▶ _Exercise objective_
Write out each record again exactly as it stands.

[BEGIN Stored records]

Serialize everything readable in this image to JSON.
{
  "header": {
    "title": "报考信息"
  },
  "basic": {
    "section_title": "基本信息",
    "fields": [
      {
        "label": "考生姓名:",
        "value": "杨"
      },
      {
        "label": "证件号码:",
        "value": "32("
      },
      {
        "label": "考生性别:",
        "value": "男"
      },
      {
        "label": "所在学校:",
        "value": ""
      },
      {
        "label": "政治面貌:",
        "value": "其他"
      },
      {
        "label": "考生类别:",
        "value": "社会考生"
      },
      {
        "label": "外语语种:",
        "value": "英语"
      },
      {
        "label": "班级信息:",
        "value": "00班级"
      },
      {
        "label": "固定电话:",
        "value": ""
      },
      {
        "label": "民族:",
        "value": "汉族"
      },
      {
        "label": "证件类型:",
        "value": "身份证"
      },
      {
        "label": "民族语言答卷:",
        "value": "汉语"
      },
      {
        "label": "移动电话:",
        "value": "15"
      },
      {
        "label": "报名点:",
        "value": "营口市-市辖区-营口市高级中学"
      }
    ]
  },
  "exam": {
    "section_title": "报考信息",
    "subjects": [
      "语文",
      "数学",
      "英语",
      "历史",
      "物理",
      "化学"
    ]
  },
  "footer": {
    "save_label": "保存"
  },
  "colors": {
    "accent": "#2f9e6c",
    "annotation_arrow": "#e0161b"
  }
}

[END Stored records]

▶ _Solved problem_
Serialize everything readable in this image to JSON.
{
  "header": {
    "title": "报考信息"
  },
  "basic": {
    "section_title": "基本信息",
    "fields": [
      {
        "label": "考生姓名:",
        "value": "杨"
      },
      {
        "label": "证件号码:",
        "value": "32("
      },
      {
        "label": "考生性别:",
        "value": "男"
      },
      {
        "label": "所在学校:",
        "value": ""
      },
      {
        "label": "政治面貌:",
        "value": "其他"
      },
      {
        "label": "考生类别:",
        "value": "社会考生"
      },
      {
        "label": "外语语种:",
        "value": "英语"
      },
      {
        "label": "班级信息:",
        "value": "00班级"
      },
      {
        "label": "固定电话:",
        "value": ""
      },
      {
        "label": "民族:",
        "value": "汉族"
      },
      {
        "label": "证件类型:",
        "value": "身份证"
      },
      {
        "label": "民族语言答卷:",
        "value": "汉语"
      },
      {
        "label": "移动电话:",
        "value": "15"
      },
      {
        "label": "报名点:",
        "value": "营口市-市辖区-营口市高级中学"
      }
    ]
  },
  "exam": {
    "section_title": "报考信息",
    "subjects": [
      "语文",
      "数学",
      "英语",
      "历史",
      "物理",
      "化学"
    ]
  },
  "footer": {
    "save_label": "保存"
  },
  "colors": {
    "accent": "#2f9e6c",
    "annotation_arrow": "#e0161b"
  }
}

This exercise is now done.